**THE EXERCISE**
Copy out every line containing the word "водоснабжения".
----------
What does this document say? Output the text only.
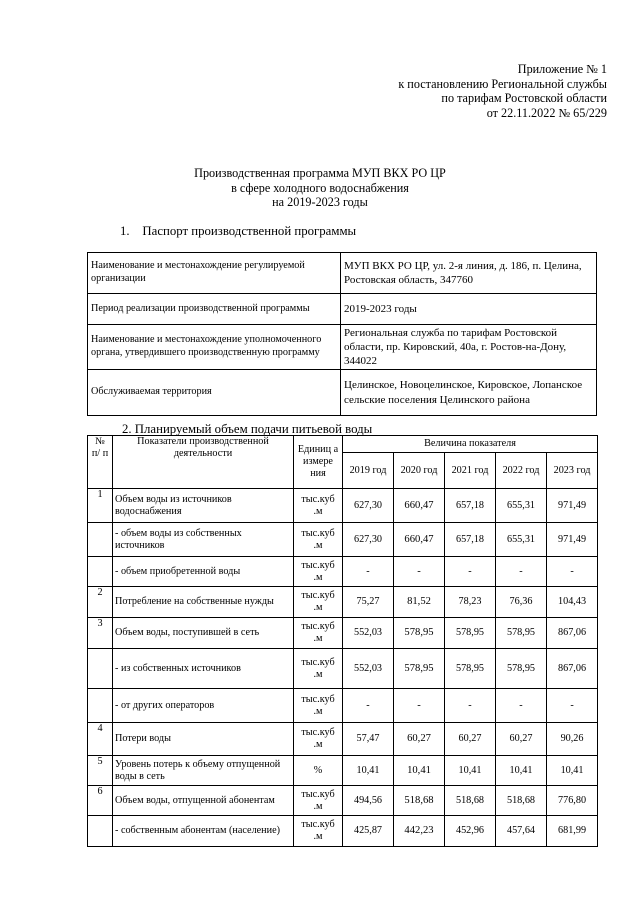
Приложение № 1
к постановлению Региональной службы
по тарифам Ростовской области
от 22.11.2022 № 65/229
Производственная программа МУП ВКХ РО ЦР
в сфере холодного водоснабжения
на 2019-2023 годы
1. Паспорт производственной программы
Наименование и местонахождение регулируемой организации	МУП ВКХ РО ЦР, ул. 2-я линия, д. 186, п. Целина, Ростовская область, 347760
Период реализации производственной программы	2019-2023 годы
Наименование и местонахождение уполномоченного органа, утвердившего производственную программу	Региональная служба по тарифам Ростовской области, пр. Кировский, 40а, г. Ростов-на-Дону, 344022
Обслуживаемая территория	Целинское, Новоцелинское, Кировское, Лопанское сельские поселения Целинского района
2. Планируемый объем подачи питьевой воды
№ п/ п	Показатели производственной деятельности	Единиц а измере ния	Величина показателя				
			2019 год	2020 год	2021 год	2022 год	2023 год
1	Объем воды из источников водоснабжения	тыс.куб .м	627,30	660,47	657,18	655,31	971,49
	- объем воды из собственных источников	тыс.куб .м	627,30	660,47	657,18	655,31	971,49
	- объем приобретенной воды	тыс.куб .м	-	-	-	-	-
2	Потребление на собственные нужды	тыс.куб .м	75,27	81,52	78,23	76,36	104,43
3	Объем воды, поступившей в сеть	тыс.куб .м	552,03	578,95	578,95	578,95	867,06
	- из собственных источников	тыс.куб .м	552,03	578,95	578,95	578,95	867,06
	- от других операторов	тыс.куб .м	-	-	-	-	-
4	Потери воды	тыс.куб .м	57,47	60,27	60,27	60,27	90,26
5	Уровень потерь к объему отпущенной воды в сеть	%	10,41	10,41	10,41	10,41	10,41
6	Объем воды, отпущенной абонентам	тыс.куб .м	494,56	518,68	518,68	518,68	776,80
	- собственным абонентам (население)	тыс.куб .м	425,87	442,23	452,96	457,64	681,99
----------
**WRITTEN SOLUTION**
в сфере холодного водоснабжения
1	Объем воды из источников водоснабжения	тыс.куб .м	627,30	660,47	657,18	655,31	971,49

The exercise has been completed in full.